» PROMPT
Copy each line below exactly and leave the pictures out.

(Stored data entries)

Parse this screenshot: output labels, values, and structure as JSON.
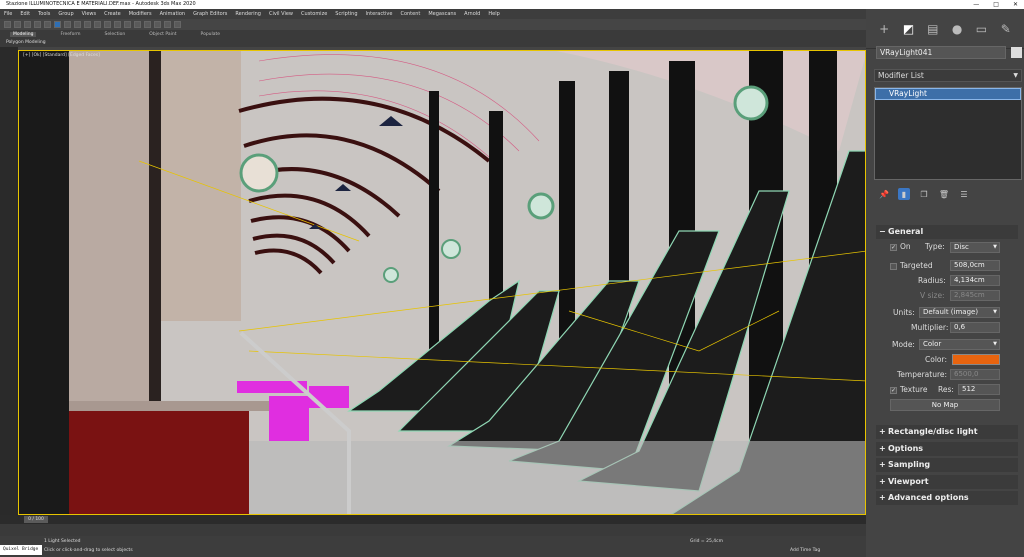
{
  "window": {
    "title": "Stazione ILLUMINOTECNICA E MATERIALI.DEF.max - Autodesk 3ds Max 2020"
  },
  "menu": [
    "File",
    "Edit",
    "Tools",
    "Group",
    "Views",
    "Create",
    "Modifiers",
    "Animation",
    "Graph Editors",
    "Rendering",
    "Civil View",
    "Customize",
    "Scripting",
    "Interactive",
    "Content",
    "Megascans",
    "Arnold",
    "Help"
  ],
  "ribbon": {
    "tabs": [
      "Modeling",
      "Freeform",
      "Selection",
      "Object Paint",
      "Populate"
    ],
    "sub": "Polygon Modeling"
  },
  "viewport": {
    "label": "[+] [Ok] [Standard] [Edged Faces]"
  },
  "cmd": {
    "object_name": "VRayLight041",
    "modifier_list": "Modifier List",
    "stack_item": "VRayLight",
    "general": {
      "title": "General",
      "on_label": "On",
      "type_label": "Type:",
      "type_value": "Disc",
      "targeted_label": "Targeted",
      "targeted_value": "508,0cm",
      "radius_label": "Radius:",
      "radius_value": "4,134cm",
      "vsize_label": "V size:",
      "vsize_value": "2,845cm",
      "units_label": "Units:",
      "units_value": "Default (image)",
      "mult_label": "Multiplier:",
      "mult_value": "0,6",
      "mode_label": "Mode:",
      "mode_value": "Color",
      "color_label": "Color:",
      "color_hex": "#e8640f",
      "temp_label": "Temperature:",
      "temp_value": "6500,0",
      "texture_label": "Texture",
      "res_label": "Res:",
      "res_value": "512",
      "nomap": "No Map"
    },
    "rollouts": [
      "Rectangle/disc light",
      "Options",
      "Sampling",
      "Viewport",
      "Advanced options"
    ]
  },
  "time": {
    "frame": "0 / 100"
  },
  "status": {
    "sel": "1 Light Selected",
    "hint": "Click or click-and-drag to select objects",
    "maxscript": "Quixel Bridge",
    "grid": "Grid = 25,4cm",
    "addtag": "Add Time Tag"
  }
}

» THE RESULT
Parse this screenshot: output labels, values, and structure as JSON.
{
  "window": {
    "title": "Stazione ILLUMINOTECNICA E MATERIALI.DEF.max - Autodesk 3ds Max 2020"
  },
  "menu": [
    "File",
    "Edit",
    "Tools",
    "Group",
    "Views",
    "Create",
    "Modifiers",
    "Animation",
    "Graph Editors",
    "Rendering",
    "Civil View",
    "Customize",
    "Scripting",
    "Interactive",
    "Content",
    "Megascans",
    "Arnold",
    "Help"
  ],
  "ribbon": {
    "tabs": [
      "Modeling",
      "Freeform",
      "Selection",
      "Object Paint",
      "Populate"
    ],
    "sub": "Polygon Modeling"
  },
  "viewport": {
    "label": "[+] [Ok] [Standard] [Edged Faces]"
  },
  "cmd": {
    "object_name": "VRayLight041",
    "modifier_list": "Modifier List",
    "stack_item": "VRayLight",
    "general": {
      "title": "General",
      "on_label": "On",
      "type_label": "Type:",
      "type_value": "Disc",
      "targeted_label": "Targeted",
      "targeted_value": "508,0cm",
      "radius_label": "Radius:",
      "radius_value": "4,134cm",
      "vsize_label": "V size:",
      "vsize_value": "2,845cm",
      "units_label": "Units:",
      "units_value": "Default (image)",
      "mult_label": "Multiplier:",
      "mult_value": "0,6",
      "mode_label": "Mode:",
      "mode_value": "Color",
      "color_label": "Color:",
      "color_hex": "#e8640f",
      "temp_label": "Temperature:",
      "temp_value": "6500,0",
      "texture_label": "Texture",
      "res_label": "Res:",
      "res_value": "512",
      "nomap": "No Map"
    },
    "rollouts": [
      "Rectangle/disc light",
      "Options",
      "Sampling",
      "Viewport",
      "Advanced options"
    ]
  },
  "time": {
    "frame": "0 / 100"
  },
  "status": {
    "sel": "1 Light Selected",
    "hint": "Click or click-and-drag to select objects",
    "maxscript": "Quixel Bridge",
    "grid": "Grid = 25,4cm",
    "addtag": "Add Time Tag"
  }
}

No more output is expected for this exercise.